Genius_ The Life and Science of Richard Feynman - James Gleick [171]
Tell me what it is like to be teaching these girls?
Do you find that they have any brains?
Do they take themselves seriously (may I ask) or do you?
The editors were determined to keep the tone lighthearted. The author argued, not without sympathy, that the single most grievous obstacle to the success of women as physicists was their own “tendency to defer to the superior male.” Meanwhile employers continued to assume that women’s eventual priority would be marriage and children. In the Physical Review women almost never appeared as authors.
In their wholly male world, physicists were even less likely than other American men to look for intellectual partnership in their sexual relationships. Some did, nevertheless. In the European tradition, where the professoriat implied a certain social class and cultural grounding, wives had tended to share their husbands’ class and culture: Hans Bethe married the daughter of a theoretical physicist. In the American social stew, where science had become an upward pathway for children of the immigrant poor, whatever husbands and wives might be assumed to share, it was not necessarily a background in the academy. Feynman, alone anyway in the distant reaches of much of his work, seemed to date only women of obvious beauty, often blondes, sometimes heavily made-up and provocatively dressed—or so it seemed to some of the women he did not date. He hardly seemed interested in professional companionship from the women he chased, try though they might to offer it. “I’m learning more everyday about physics and realizing that there is just reams more to learn,” one of his lovers wrote. “Somehow the field of physics has a fatal fascination for me.” She suspected, though, that he had already moved on to someone else. She and all her successors shared an unforgivable handicap, and some of them guessed it: They were not Arline Greenbaum, Feynman’s Juliet, the one perfect love, the girl who had died before the mundane, domestic, day-today, year-to-year realities of ordinary life could have time to add a tempering color and tone to the romantic ideal.

==========

• [WHAT IS ASKED] From the passage on Feynman and women in physics, extract word for word the part that opens with the words containing "Genius_ The Life" and closes with "ask) or do you?".

[Collected data]
==========

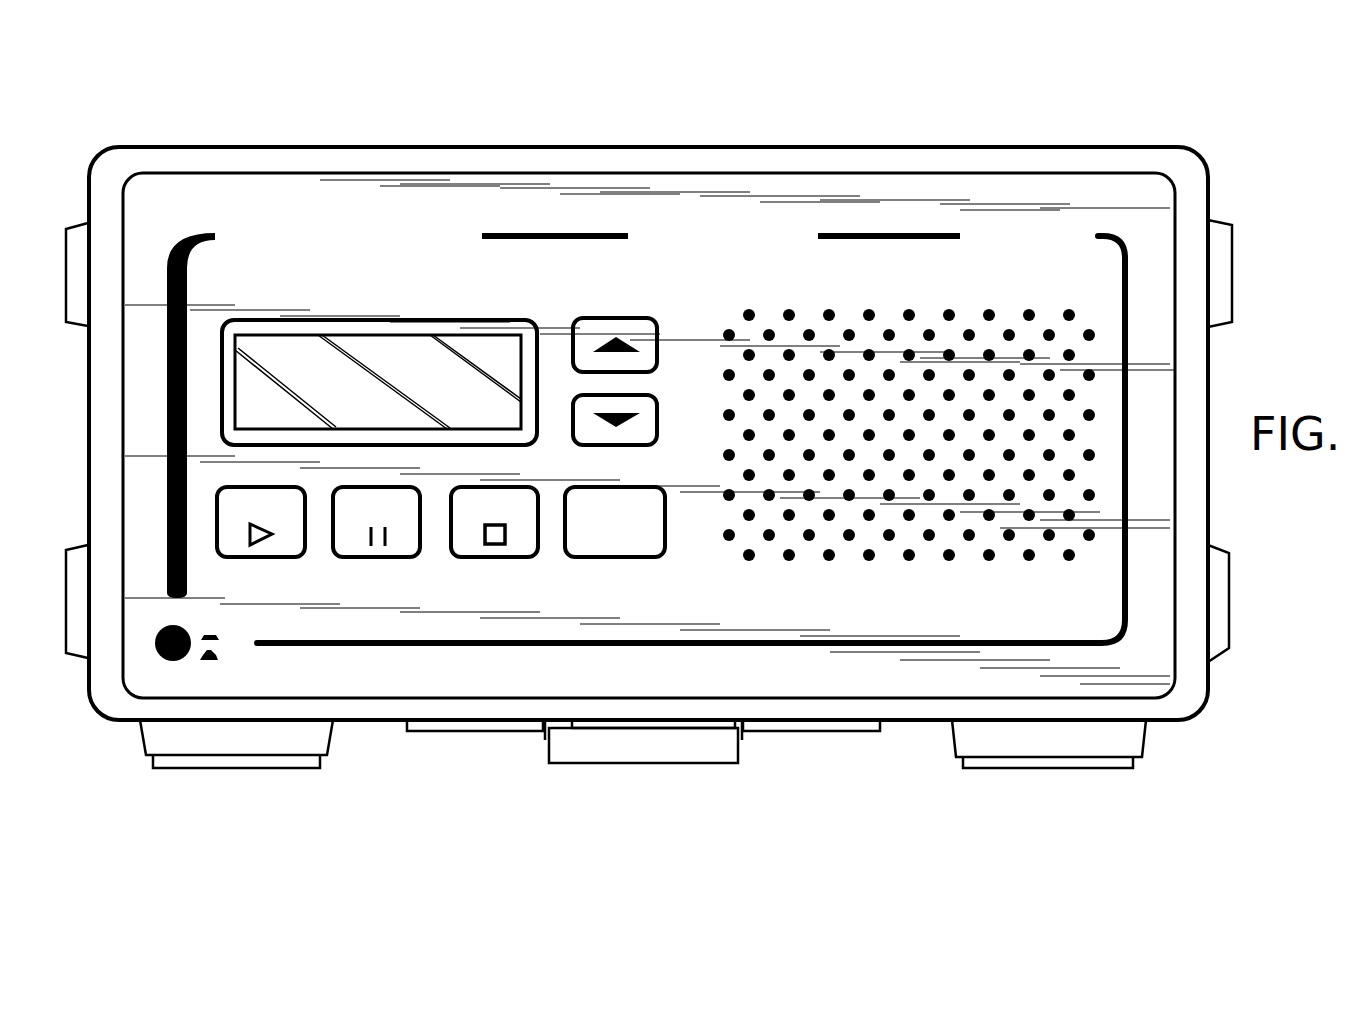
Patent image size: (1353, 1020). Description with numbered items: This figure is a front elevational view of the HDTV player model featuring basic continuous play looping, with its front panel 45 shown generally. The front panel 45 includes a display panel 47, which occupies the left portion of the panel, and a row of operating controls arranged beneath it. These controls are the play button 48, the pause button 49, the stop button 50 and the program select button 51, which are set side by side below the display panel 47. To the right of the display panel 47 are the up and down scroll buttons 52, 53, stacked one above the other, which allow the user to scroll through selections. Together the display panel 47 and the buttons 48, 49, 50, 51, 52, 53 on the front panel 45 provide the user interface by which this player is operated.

The front panel 45 is at (886, 130).
The display panel 47 is at (526, 313).
The play button 48 is at (268, 558).
The pause button 49 is at (388, 558).
The stop button 50 is at (500, 558).
The program select button 51 is at (630, 558).
The up scroll button 52 is at (660, 421).
The down scroll button 53 is at (660, 333).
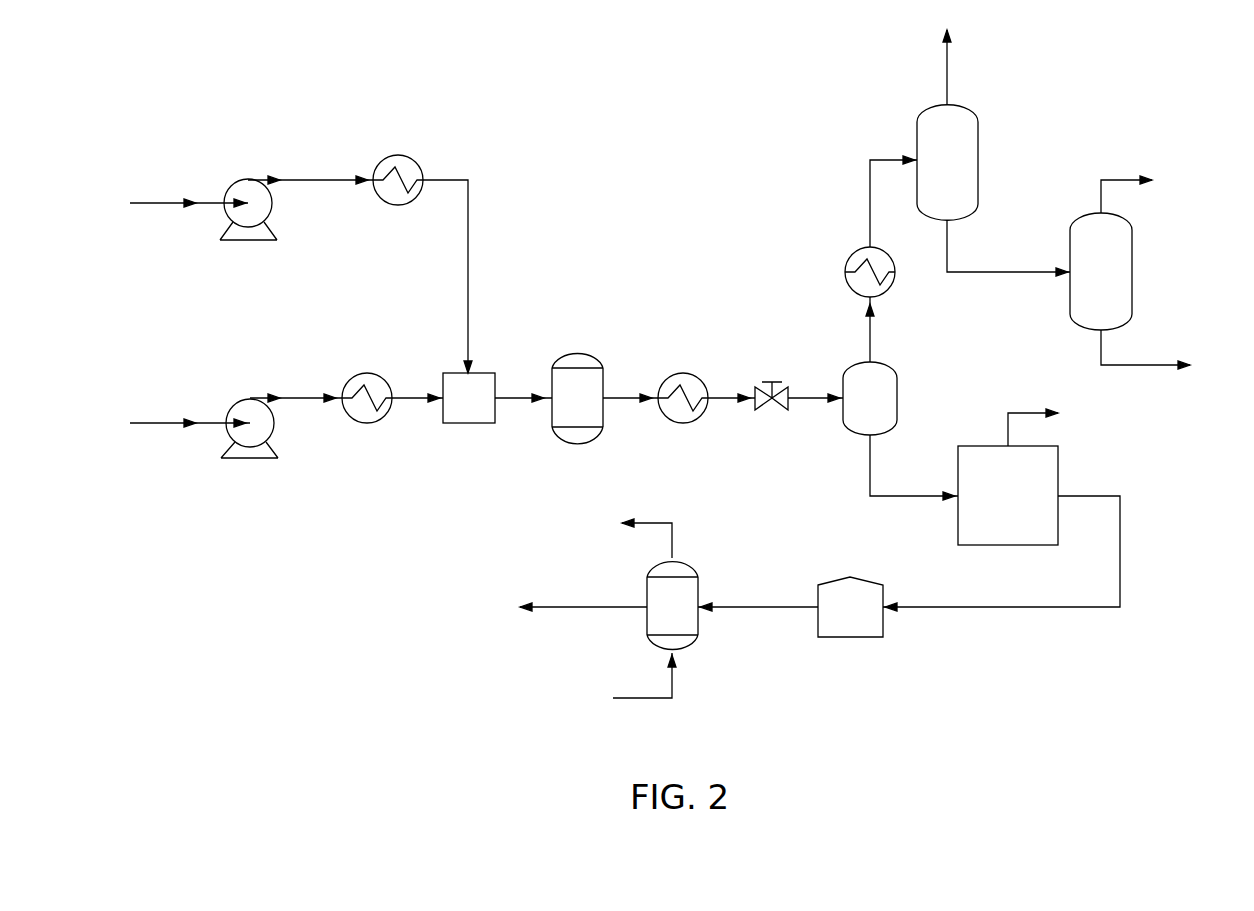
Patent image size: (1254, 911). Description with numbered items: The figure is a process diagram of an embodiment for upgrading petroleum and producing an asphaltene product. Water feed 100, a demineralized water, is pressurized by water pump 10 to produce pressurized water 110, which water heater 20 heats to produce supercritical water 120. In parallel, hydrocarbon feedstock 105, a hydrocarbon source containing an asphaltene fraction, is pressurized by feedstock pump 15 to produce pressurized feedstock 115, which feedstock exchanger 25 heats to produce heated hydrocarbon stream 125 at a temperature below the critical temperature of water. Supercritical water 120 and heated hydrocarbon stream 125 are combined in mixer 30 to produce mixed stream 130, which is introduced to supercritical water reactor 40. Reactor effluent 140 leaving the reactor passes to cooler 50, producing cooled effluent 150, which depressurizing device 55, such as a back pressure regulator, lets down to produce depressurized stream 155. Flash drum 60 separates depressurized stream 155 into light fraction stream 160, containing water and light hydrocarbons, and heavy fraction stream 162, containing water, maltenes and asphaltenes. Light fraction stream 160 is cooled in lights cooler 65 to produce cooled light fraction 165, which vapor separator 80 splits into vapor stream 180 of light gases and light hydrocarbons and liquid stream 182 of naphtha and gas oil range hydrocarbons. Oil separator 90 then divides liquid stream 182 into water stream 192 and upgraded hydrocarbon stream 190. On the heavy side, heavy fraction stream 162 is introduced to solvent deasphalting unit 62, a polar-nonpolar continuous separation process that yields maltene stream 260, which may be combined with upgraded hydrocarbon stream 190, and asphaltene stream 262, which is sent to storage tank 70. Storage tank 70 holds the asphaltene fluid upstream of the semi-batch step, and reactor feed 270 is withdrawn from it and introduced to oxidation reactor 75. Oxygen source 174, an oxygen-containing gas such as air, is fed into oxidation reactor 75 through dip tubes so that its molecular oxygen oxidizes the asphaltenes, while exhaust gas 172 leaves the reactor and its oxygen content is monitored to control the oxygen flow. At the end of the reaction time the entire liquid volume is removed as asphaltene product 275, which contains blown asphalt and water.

The water pump 10 is at (247, 242).
The feedstock pump 15 is at (250, 460).
The water heater 20 is at (402, 207).
The feedstock exchanger 25 is at (367, 425).
The mixer 30 is at (456, 410).
The supercritical water reactor 40 is at (564, 410).
The cooler 50 is at (683, 422).
The depressurizing device 55 is at (777, 408).
The flash drum 60 is at (857, 410).
The solvent deasphalting unit 62 is at (995, 508).
The lights cooler 65 is at (847, 260).
The storage tank 70 is at (837, 618).
The oxidation reactor 75 is at (659, 618).
The vapor separator 80 is at (934, 175).
The oil separator 90 is at (1088, 284).
The water feed 100 is at (162, 203).
The hydrocarbon feedstock 105 is at (162, 423).
The pressurized water 110 is at (322, 177).
The pressurized feedstock 115 is at (303, 395).
The supercritical water 120 is at (468, 180).
The heated hydrocarbon stream 125 is at (408, 397).
The mixed stream 130 is at (507, 398).
The reactor effluent 140 is at (613, 398).
The cooled effluent 150 is at (728, 398).
The depressurized stream 155 is at (810, 398).
The light fraction stream 160 is at (872, 337).
The heavy fraction stream 162 is at (878, 496).
The cooled light fraction 165 is at (868, 187).
The exhaust gas 172 is at (655, 523).
The oxygen source 174 is at (652, 698).
The vapor stream 180 is at (945, 75).
The liquid stream 182 is at (1018, 272).
The upgraded hydrocarbon stream 190 is at (1112, 180).
The water stream 192 is at (1145, 365).
The maltene stream 260 is at (1022, 413).
The asphaltene stream 262 is at (1028, 607).
The reactor feed 270 is at (793, 607).
The asphaltene product 275 is at (578, 607).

==========

• [ANSWER TO THIS TASK]
Genius_ The Life and Science of Richard Feynman - James Gleick [171]
Tell me what it is like to be teaching these girls?
Do you find that they have any brains?
Do they take themselves seriously (may I ask) or do you?